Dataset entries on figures

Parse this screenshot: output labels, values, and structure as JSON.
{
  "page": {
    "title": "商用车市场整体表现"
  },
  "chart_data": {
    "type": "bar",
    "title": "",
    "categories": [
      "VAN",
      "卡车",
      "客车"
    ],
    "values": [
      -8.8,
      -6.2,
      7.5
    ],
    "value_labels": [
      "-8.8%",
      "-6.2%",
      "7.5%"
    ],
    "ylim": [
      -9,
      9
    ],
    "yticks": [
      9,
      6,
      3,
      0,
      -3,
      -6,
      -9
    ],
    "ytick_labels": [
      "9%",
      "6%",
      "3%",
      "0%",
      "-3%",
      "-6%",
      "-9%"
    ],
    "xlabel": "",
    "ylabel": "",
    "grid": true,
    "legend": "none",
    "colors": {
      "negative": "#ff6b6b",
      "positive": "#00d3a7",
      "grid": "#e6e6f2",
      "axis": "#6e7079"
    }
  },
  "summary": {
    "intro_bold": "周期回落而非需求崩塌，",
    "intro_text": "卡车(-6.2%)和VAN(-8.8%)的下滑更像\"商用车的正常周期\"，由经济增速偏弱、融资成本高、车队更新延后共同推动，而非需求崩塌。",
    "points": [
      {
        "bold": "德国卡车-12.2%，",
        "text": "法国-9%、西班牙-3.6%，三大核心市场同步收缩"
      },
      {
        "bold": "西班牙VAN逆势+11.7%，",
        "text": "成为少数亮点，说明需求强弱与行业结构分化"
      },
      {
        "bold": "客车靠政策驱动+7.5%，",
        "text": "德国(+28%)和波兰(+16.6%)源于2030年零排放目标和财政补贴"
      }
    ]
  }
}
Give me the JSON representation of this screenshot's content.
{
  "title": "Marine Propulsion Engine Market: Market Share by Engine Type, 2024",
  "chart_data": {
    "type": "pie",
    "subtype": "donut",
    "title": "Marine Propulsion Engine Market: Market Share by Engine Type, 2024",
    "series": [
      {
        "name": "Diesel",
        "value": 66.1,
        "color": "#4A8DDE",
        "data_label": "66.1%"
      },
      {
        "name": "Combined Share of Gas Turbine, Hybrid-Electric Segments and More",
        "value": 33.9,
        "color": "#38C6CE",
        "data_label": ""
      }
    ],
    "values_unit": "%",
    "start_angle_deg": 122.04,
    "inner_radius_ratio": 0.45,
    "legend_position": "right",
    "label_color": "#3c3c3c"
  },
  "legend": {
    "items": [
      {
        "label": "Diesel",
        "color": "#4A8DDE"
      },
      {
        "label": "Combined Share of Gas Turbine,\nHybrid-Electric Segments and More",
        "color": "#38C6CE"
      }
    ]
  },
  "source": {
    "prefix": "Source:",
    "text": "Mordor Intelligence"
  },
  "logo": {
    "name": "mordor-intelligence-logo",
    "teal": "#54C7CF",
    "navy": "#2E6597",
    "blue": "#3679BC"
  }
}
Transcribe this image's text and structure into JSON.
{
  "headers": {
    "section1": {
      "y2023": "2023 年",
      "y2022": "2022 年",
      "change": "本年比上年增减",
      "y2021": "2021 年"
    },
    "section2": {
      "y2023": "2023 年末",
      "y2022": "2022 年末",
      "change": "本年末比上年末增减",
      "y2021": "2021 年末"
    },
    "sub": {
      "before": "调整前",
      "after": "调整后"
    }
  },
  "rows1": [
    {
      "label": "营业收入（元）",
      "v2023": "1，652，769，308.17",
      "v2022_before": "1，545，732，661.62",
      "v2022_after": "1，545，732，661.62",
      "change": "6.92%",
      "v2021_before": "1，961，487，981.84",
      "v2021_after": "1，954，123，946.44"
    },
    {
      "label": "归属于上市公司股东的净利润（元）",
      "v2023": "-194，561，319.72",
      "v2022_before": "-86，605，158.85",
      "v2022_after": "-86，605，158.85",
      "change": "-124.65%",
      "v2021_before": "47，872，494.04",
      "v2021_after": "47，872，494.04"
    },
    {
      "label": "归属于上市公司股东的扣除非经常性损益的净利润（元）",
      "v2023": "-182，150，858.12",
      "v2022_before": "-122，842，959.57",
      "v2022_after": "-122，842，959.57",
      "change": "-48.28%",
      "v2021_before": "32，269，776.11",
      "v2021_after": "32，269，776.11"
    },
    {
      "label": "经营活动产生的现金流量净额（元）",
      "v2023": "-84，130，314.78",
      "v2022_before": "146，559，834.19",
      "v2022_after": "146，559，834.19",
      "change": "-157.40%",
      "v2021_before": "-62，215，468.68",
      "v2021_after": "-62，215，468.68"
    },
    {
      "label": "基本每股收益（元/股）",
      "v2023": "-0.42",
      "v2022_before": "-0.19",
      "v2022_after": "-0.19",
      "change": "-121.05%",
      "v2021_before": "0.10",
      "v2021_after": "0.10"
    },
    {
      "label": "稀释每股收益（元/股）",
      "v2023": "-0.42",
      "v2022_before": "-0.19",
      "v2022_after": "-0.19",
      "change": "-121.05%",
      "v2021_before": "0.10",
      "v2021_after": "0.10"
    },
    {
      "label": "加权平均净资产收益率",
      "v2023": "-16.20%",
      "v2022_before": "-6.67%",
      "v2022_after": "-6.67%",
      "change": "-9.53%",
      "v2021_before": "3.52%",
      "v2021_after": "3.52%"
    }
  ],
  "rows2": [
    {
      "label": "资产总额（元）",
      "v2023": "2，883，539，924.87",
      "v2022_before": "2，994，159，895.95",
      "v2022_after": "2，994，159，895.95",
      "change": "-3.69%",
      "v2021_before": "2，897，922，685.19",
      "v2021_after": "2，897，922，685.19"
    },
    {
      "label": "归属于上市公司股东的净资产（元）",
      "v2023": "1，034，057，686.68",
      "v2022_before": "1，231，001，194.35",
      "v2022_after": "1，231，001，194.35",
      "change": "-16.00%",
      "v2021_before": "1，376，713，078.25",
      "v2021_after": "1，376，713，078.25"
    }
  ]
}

Task directions: Each line of the material above needs to be quoted exactly, please.

Exercise answer:
Parse this screenshot: output labels, values, and structure as JSON.
{
  "page": {
    "title": "商用车市场整体表现"
  },
  "chart_data": {
    "type": "bar",
    "title": "",
    "categories": [
      "VAN",
      "卡车",
      "客车"
    ],
    "values": [
      -8.8,
      -6.2,
      7.5
    ],
    "value_labels": [
      "-8.8%",
      "-6.2%",
      "7.5%"
    ],
    "ylim": [
      -9,
      9
    ],
    "yticks": [
      9,
      6,
      3,
      0,
      -3,
      -6,
      -9
    ],
    "ytick_labels": [
      "9%",
      "6%",
      "3%",
      "0%",
      "-3%",
      "-6%",
      "-9%"
    ],
    "xlabel": "",
    "ylabel": "",
    "grid": true,
    "legend": "none",
    "colors": {
      "negative": "#ff6b6b",
      "positive": "#00d3a7",
      "grid": "#e6e6f2",
      "axis": "#6e7079"
    }
  },
  "summary": {
    "intro_bold": "周期回落而非需求崩塌，",
    "intro_text": "卡车(-6.2%)和VAN(-8.8%)的下滑更像\"商用车的正常周期\"，由经济增速偏弱、融资成本高、车队更新延后共同推动，而非需求崩塌。",
    "points": [
      {
        "bold": "德国卡车-12.2%，",
        "text": "法国-9%、西班牙-3.6%，三大核心市场同步收缩"
      },
      {
        "bold": "西班牙VAN逆势+11.7%，",
        "text": "成为少数亮点，说明需求强弱与行业结构分化"
      },
      {
        "bold": "客车靠政策驱动+7.5%，",
        "text": "德国(+28%)和波兰(+16.6%)源于2030年零排放目标和财政补贴"
      }
    ]
  }
}
Give me the JSON representation of this screenshot's content.
{
  "title": "Marine Propulsion Engine Market: Market Share by Engine Type, 2024",
  "chart_data": {
    "type": "pie",
    "subtype": "donut",
    "title": "Marine Propulsion Engine Market: Market Share by Engine Type, 2024",
    "series": [
      {
        "name": "Diesel",
        "value": 66.1,
        "color": "#4A8DDE",
        "data_label": "66.1%"
      },
      {
        "name": "Combined Share of Gas Turbine, Hybrid-Electric Segments and More",
        "value": 33.9,
        "color": "#38C6CE",
        "data_label": ""
      }
    ],
    "values_unit": "%",
    "start_angle_deg": 122.04,
    "inner_radius_ratio": 0.45,
    "legend_position": "right",
    "label_color": "#3c3c3c"
  },
  "legend": {
    "items": [
      {
        "label": "Diesel",
        "color": "#4A8DDE"
      },
      {
        "label": "Combined Share of Gas Turbine,\nHybrid-Electric Segments and More",
        "color": "#38C6CE"
      }
    ]
  },
  "source": {
    "prefix": "Source:",
    "text": "Mordor Intelligence"
  },
  "logo": {
    "name": "mordor-intelligence-logo",
    "teal": "#54C7CF",
    "navy": "#2E6597",
    "blue": "#3679BC"
  }
}
Transcribe this image's text and structure into JSON.
{
  "headers": {
    "section1": {
      "y2023": "2023 年",
      "y2022": "2022 年",
      "change": "本年比上年增减",
      "y2021": "2021 年"
    },
    "section2": {
      "y2023": "2023 年末",
      "y2022": "2022 年末",
      "change": "本年末比上年末增减",
      "y2021": "2021 年末"
    },
    "sub": {
      "before": "调整前",
      "after": "调整后"
    }
  },
  "rows1": [
    {
      "label": "营业收入（元）",
      "v2023": "1，652，769，308.17",
      "v2022_before": "1，545，732，661.62",
      "v2022_after": "1，545，732，661.62",
      "change": "6.92%",
      "v2021_before": "1，961，487，981.84",
      "v2021_after": "1，954，123，946.44"
    },
    {
      "label": "归属于上市公司股东的净利润（元）",
      "v2023": "-194，561，319.72",
      "v2022_before": "-86，605，158.85",
      "v2022_after": "-86，605，158.85",
      "change": "-124.65%",
      "v2021_before": "47，872，494.04",
      "v2021_after": "47，872，494.04"
    },
    {
      "label": "归属于上市公司股东的扣除非经常性损益的净利润（元）",
      "v2023": "-182，150，858.12",
      "v2022_before": "-122，842，959.57",
      "v2022_after": "-122，842，959.57",
      "change": "-48.28%",
      "v2021_before": "32，269，776.11",
      "v2021_after": "32，269，776.11"
    },
    {
      "label": "经营活动产生的现金流量净额（元）",
      "v2023": "-84，130，314.78",
      "v2022_before": "146，559，834.19",
      "v2022_after": "146，559，834.19",
      "change": "-157.40%",
      "v2021_before": "-62，215，468.68",
      "v2021_after": "-62，215，468.68"
    },
    {
      "label": "基本每股收益（元/股）",
      "v2023": "-0.42",
      "v2022_before": "-0.19",
      "v2022_after": "-0.19",
      "change": "-121.05%",
      "v2021_before": "0.10",
      "v2021_after": "0.10"
    },
    {
      "label": "稀释每股收益（元/股）",
      "v2023": "-0.42",
      "v2022_before": "-0.19",
      "v2022_after": "-0.19",
      "change": "-121.05%",
      "v2021_before": "0.10",
      "v2021_after": "0.10"
    },
    {
      "label": "加权平均净资产收益率",
      "v2023": "-16.20%",
      "v2022_before": "-6.67%",
      "v2022_after": "-6.67%",
      "change": "-9.53%",
      "v2021_before": "3.52%",
      "v2021_after": "3.52%"
    }
  ],
  "rows2": [
    {
      "label": "资产总额（元）",
      "v2023": "2，883，539，924.87",
      "v2022_before": "2，994，159，895.95",
      "v2022_after": "2，994，159，895.95",
      "change": "-3.69%",
      "v2021_before": "2，897，922，685.19",
      "v2021_after": "2，897，922，685.19"
    },
    {
      "label": "归属于上市公司股东的净资产（元）",
      "v2023": "1，034，057，686.68",
      "v2022_before": "1，231，001，194.35",
      "v2022_after": "1，231，001，194.35",
      "change": "-16.00%",
      "v2021_before": "1，376，713，078.25",
      "v2021_after": "1，376，713，078.25"
    }
  ]
}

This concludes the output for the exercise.